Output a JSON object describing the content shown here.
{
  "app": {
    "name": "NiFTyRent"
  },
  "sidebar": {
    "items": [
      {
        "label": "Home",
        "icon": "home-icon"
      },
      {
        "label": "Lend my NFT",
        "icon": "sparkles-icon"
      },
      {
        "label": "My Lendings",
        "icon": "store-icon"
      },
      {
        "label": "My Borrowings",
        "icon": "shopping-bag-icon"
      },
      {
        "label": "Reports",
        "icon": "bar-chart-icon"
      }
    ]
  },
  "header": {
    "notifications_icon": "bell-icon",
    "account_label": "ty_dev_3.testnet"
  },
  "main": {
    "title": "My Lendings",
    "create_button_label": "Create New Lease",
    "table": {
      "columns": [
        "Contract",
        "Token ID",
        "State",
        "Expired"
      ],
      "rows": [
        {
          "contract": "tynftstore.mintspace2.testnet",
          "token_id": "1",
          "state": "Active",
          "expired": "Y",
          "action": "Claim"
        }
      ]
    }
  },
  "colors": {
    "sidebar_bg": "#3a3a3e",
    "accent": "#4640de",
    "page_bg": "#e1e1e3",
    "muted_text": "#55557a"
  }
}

---

▶ [TASK REQUIREMENTS]
Search the entries for "Lendings" and copy out each line that has it.

▶ [CORRECT RESULT]
        "label": "My Lendings",
    "title": "My Lendings",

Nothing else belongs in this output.